Page text:
__________

Updates typically close newly discovered security gaps that attackers can use to break into your system.
Set up automatic updates and use a reliable ongoing monitoring service that covers your Operating System, browser, plug-ins and other software. Set it to update when you’re not working on those devices.
For software that doesn’t allow for automatic updates, check them regularly.
3. Use strong passwords & two-factor authentication
One of the biggest digital security mistakes is using the same password for all your online activity. Why? Because if one service is hacked and your password is exposed, cybercriminals might try it on another account. If you use the same password for all your accounts, they now have the keys to your kingdom.
Not only should you use different passwords for all accounts (password manager apps like LastPass are a handy way to keep track of them all) but you should also use a passphrase instead of a password. A sequence of words and other characters, including numbers and symbols, is much harder to guess.
What’s more, make it even harder for the bad guys to access your data by adding a second layer of defense.
Two-factor authentication (sometimes referred to as “two-step verification”) increases security by requiring two login steps:
- Enter your password or passcode (or possibly a fingerprint or facial scan),
- Then type in a one-time code that’s automatically sent to your mobile phone.

__________

What you need to do: Continue the digital security tips from their last line about the one-time code, keeping the same style.

Extracted records:
__________

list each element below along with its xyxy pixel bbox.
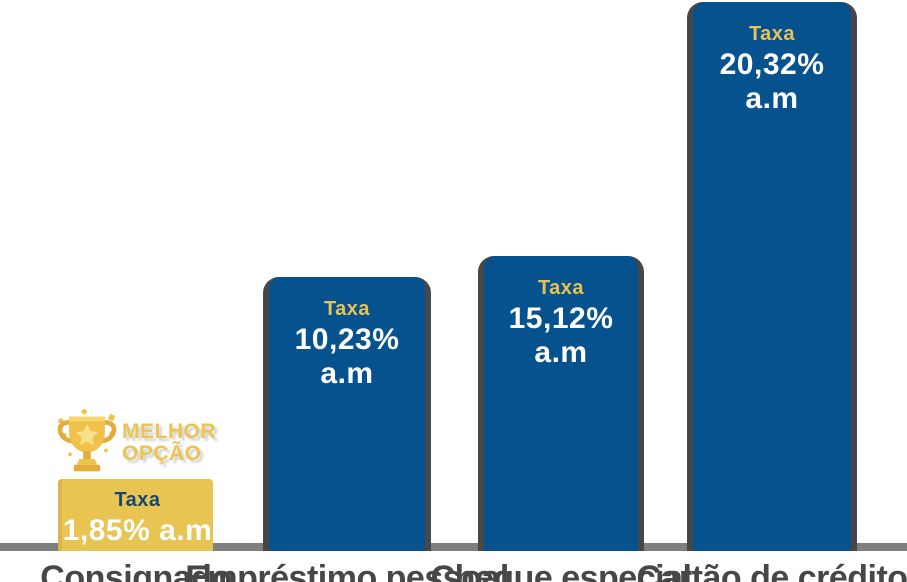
bar-cheque-especial: Taxa 15,12% a.m: [478, 256, 644, 551]
bar-category-emprestimo-pessoal: Empréstimo pessoal: [185, 559, 509, 582]
taxa-label: Taxa: [323, 298, 371, 320]
taxa-label: Taxa: [114, 489, 161, 511]
bar-fill: Taxa 10,23% a.m: [269, 277, 425, 551]
taxa-value: 10,23% a.m: [294, 323, 400, 390]
taxa-value: 20,32% a.m: [719, 48, 825, 115]
taxa-label: Taxa: [748, 23, 796, 45]
best-option-line2: OPÇÃO: [121, 441, 203, 466]
taxa-label: Taxa: [537, 277, 585, 299]
best-option-badge: MELHOR OPÇÃO: [56, 408, 226, 478]
best-option-line1: MELHOR: [121, 419, 218, 444]
bar-consignado: Taxa 1,85% a.m: [58, 479, 213, 551]
trophy-icon: [57, 409, 117, 472]
bar-cartao-credito: Taxa 20,32% a.m: [687, 2, 857, 551]
best-option-text: MELHOR OPÇÃO: [121, 419, 218, 466]
x-axis-line: [0, 543, 907, 551]
taxa-value: 15,12% a.m: [508, 302, 614, 369]
bar-emprestimo-pessoal: Taxa 10,23% a.m: [263, 277, 431, 551]
bar-category-consignado: Consignado: [40, 559, 232, 582]
bar-fill: Taxa 15,12% a.m: [484, 256, 638, 551]
bar-category-cartao-credito: Cartão de crédito: [636, 559, 907, 582]
bar-fill: Taxa 20,32% a.m: [693, 2, 851, 551]
bar-category-cheque-especial: Cheque especial: [430, 559, 692, 582]
taxa-value: 1,85% a.m: [62, 514, 213, 547]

__________

Exercise result:
Because it requires knowing the password and possession of your mobile, two-factor authentication diminishes a hacker’s chances of taking over your accounts.
4. Secure your website
Proper digital security measures for your online home are incredibly important too.
Without an SSL certificate, the number of people who click through to your website could be reduced.
Not only is it affordable to encrypt your website with an SSL certificate, so it displays that little green lock in the browser bar, but Google Chrome now clearly marks sites that don’t have them as “Not Secure.” This could easily stop someone from giving you their credit card — or visiting your website at all.
A GoDaddy SSL certificate tells site visitors you’re protecting their data with strong SHA2 and 2048-bit encryption. Available in a variety of validation levels, all boost GoDaddy SSLs boost your site’s Google ranking and come with a McAfee SECURE trust mark. Extended Validation SSL certificates turn the visitor’s browser bar green to confirm to shoppers your site is a safe place.
5. Back up your files
It doesn’t really matter how you want to do it — a free or paid cloud service, external hard drive, USB thumb drive, or what have you. So long as you’re proactive about backing up your important files regularly, you’ll minimize the damage if hit with a direct or indirect attack.
Benefits to cloud backup include:
- Off-site protection (in case anything happens locally, such as a fire or flood).
- You can access your data anywhere in the world and on virtually any device.
- You can easily share large files with clients.
- Employees can collaborate on documents in real time.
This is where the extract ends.